▶

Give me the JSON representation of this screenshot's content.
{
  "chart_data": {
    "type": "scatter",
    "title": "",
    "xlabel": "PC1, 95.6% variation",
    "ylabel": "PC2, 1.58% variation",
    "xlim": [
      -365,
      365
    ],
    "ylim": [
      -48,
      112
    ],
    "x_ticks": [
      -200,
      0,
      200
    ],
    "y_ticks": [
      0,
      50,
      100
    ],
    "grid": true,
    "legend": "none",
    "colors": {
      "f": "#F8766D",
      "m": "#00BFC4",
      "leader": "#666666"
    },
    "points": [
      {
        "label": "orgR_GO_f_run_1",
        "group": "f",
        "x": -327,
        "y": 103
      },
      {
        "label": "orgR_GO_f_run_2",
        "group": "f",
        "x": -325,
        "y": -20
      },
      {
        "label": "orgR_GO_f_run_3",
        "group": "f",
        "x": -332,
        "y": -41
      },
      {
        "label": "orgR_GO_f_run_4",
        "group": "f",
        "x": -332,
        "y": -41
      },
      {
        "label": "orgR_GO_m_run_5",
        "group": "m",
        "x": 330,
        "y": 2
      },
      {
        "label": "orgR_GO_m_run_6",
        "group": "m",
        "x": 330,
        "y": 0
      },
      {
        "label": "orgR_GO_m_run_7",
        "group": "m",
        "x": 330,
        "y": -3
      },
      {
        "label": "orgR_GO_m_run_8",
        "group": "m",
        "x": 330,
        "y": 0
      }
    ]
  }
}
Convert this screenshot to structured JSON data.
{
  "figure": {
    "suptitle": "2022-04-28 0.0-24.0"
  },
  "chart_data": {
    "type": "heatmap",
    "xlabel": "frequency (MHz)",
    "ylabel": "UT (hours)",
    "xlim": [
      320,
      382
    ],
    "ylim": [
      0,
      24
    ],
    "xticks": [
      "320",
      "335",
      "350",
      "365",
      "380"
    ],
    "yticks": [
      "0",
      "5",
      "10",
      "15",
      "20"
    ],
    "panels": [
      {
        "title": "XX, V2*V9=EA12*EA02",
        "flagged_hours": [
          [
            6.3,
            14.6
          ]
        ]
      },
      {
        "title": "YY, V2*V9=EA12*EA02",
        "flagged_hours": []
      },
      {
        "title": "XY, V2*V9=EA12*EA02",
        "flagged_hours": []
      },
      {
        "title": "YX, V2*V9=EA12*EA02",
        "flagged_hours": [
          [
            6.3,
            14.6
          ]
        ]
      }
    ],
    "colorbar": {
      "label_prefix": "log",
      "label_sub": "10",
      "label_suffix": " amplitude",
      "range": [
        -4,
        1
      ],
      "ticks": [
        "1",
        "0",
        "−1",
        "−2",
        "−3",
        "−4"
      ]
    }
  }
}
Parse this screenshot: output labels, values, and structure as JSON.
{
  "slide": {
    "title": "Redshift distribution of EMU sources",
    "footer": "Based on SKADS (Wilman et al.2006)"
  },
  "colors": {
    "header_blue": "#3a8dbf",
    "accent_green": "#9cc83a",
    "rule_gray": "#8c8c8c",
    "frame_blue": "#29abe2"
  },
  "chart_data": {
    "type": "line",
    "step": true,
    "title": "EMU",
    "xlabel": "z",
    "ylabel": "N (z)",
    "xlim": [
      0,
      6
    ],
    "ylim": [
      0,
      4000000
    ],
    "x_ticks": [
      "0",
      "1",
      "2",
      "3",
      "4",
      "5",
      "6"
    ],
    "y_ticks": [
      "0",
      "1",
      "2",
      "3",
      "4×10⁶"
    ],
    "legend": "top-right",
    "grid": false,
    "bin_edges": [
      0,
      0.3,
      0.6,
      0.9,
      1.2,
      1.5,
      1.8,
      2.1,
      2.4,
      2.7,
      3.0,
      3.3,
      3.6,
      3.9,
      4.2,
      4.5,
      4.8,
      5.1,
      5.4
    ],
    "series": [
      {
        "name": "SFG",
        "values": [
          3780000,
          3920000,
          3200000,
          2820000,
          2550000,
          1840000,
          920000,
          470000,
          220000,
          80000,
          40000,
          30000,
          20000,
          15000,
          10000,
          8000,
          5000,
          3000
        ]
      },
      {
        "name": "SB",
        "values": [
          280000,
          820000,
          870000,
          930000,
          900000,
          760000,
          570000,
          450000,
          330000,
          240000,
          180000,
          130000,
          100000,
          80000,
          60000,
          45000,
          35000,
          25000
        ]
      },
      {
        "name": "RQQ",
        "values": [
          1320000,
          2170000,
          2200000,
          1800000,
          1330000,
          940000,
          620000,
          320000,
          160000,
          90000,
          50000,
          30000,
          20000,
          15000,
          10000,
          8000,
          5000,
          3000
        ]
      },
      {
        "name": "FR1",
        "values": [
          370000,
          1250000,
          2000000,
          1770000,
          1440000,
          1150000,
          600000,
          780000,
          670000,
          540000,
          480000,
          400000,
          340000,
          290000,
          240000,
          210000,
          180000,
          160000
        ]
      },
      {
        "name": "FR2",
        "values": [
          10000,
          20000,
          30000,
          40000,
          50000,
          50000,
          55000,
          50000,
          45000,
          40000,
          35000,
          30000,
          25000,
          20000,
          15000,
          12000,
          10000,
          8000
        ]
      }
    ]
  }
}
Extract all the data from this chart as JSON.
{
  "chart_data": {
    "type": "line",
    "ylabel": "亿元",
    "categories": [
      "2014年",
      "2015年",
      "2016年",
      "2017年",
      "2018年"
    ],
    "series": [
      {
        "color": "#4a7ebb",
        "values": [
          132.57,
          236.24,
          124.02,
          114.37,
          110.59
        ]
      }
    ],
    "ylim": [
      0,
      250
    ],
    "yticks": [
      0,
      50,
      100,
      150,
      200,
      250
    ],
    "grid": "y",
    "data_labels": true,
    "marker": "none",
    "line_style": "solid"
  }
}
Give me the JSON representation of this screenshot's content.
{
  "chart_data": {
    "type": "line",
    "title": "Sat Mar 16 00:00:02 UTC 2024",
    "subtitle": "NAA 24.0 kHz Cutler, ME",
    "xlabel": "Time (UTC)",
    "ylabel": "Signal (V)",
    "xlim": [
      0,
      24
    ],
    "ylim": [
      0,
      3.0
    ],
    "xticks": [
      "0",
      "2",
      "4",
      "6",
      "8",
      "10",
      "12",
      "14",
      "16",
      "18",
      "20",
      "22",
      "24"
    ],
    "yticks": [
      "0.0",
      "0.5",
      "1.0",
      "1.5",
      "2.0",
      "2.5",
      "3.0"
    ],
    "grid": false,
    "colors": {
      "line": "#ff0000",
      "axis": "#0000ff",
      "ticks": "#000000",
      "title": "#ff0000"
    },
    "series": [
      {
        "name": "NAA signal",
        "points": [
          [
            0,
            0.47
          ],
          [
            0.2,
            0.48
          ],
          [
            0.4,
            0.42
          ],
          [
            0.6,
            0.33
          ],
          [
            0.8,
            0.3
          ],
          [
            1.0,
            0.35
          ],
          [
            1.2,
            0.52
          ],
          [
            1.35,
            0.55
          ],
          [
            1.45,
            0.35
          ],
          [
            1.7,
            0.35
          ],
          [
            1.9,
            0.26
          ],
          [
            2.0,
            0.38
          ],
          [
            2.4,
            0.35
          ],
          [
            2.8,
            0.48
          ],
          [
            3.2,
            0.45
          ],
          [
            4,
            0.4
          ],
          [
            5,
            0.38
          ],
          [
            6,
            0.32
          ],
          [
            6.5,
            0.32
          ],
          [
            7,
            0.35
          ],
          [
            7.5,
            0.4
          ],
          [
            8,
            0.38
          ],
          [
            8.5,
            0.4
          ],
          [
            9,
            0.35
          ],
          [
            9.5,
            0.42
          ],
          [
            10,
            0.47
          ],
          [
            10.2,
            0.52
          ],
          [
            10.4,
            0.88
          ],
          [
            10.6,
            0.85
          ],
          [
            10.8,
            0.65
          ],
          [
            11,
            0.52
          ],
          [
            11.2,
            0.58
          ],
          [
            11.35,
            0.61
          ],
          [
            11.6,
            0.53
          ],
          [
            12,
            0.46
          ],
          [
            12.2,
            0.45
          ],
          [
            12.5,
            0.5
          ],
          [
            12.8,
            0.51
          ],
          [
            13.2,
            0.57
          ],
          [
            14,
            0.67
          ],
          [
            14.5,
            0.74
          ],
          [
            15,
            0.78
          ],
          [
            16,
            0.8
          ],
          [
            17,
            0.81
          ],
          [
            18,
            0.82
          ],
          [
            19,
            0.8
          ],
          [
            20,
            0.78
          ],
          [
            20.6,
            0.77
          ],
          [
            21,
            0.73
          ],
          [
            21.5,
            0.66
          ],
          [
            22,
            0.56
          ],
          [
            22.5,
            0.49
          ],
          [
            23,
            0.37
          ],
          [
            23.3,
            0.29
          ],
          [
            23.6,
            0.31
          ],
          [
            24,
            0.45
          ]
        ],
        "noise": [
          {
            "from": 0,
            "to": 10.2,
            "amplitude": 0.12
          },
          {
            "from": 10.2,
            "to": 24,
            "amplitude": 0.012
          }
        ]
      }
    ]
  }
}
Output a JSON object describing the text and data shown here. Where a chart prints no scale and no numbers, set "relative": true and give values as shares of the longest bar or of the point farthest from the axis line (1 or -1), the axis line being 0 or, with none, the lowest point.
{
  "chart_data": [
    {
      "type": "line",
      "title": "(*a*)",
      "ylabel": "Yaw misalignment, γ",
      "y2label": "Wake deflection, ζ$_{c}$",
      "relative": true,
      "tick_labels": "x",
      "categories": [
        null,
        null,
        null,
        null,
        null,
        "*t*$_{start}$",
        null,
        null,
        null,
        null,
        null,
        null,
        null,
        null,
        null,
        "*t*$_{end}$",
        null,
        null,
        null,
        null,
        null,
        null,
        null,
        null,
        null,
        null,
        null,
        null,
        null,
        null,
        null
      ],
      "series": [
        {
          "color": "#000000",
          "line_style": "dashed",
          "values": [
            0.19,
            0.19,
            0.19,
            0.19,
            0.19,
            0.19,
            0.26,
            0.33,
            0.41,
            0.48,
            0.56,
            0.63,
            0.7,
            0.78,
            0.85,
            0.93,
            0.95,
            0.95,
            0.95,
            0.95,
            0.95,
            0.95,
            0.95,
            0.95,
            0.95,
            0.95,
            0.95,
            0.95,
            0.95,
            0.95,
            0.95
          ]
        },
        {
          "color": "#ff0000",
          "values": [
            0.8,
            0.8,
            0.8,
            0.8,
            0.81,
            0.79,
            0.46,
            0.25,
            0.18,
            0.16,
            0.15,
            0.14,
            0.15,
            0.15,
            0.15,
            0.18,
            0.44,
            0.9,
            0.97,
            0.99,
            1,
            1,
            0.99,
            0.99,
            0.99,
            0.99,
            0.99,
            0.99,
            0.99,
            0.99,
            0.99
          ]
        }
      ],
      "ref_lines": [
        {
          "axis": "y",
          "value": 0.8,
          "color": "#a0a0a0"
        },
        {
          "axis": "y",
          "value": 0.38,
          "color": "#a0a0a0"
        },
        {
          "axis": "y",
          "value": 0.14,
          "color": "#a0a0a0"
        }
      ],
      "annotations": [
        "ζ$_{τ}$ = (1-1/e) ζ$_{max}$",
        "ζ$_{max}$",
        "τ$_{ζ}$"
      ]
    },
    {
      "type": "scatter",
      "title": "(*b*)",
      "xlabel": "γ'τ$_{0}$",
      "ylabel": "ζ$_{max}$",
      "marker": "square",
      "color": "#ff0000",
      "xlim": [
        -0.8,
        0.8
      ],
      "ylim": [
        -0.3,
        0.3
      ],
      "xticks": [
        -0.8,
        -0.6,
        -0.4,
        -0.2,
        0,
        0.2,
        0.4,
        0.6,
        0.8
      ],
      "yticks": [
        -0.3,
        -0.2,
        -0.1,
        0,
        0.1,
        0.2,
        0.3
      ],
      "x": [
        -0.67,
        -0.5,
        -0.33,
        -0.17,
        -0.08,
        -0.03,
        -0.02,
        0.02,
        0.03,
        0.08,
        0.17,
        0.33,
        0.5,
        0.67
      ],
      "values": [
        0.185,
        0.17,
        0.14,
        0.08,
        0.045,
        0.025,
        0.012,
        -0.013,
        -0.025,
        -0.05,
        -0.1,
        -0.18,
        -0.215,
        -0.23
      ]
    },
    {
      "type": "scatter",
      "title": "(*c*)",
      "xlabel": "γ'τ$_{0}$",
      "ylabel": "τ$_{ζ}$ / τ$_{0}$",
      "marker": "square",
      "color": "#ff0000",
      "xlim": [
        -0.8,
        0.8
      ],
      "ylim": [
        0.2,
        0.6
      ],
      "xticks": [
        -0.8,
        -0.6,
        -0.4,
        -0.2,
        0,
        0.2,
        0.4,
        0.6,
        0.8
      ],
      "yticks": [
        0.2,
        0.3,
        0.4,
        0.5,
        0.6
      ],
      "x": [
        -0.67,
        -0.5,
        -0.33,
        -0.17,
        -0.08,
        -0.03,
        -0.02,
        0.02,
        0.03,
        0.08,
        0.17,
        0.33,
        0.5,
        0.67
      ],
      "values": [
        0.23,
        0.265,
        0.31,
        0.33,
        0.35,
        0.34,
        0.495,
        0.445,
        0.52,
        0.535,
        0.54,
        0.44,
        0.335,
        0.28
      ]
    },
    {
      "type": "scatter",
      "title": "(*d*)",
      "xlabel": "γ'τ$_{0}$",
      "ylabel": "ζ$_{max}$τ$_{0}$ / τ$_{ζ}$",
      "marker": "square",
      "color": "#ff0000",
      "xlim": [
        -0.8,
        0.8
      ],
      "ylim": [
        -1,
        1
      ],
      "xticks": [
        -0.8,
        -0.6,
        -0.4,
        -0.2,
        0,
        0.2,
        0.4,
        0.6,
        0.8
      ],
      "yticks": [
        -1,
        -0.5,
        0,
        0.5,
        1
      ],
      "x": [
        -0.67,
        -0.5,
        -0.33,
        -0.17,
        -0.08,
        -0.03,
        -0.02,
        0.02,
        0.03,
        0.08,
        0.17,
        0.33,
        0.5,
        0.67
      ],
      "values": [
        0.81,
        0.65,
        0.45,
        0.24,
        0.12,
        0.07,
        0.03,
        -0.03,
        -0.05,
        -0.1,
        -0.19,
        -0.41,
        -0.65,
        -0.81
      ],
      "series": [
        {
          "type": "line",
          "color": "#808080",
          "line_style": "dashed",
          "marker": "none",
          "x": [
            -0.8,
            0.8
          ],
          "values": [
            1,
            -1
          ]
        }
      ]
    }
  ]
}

◀

Give nothing but the number of lines containing the string "JSON".

6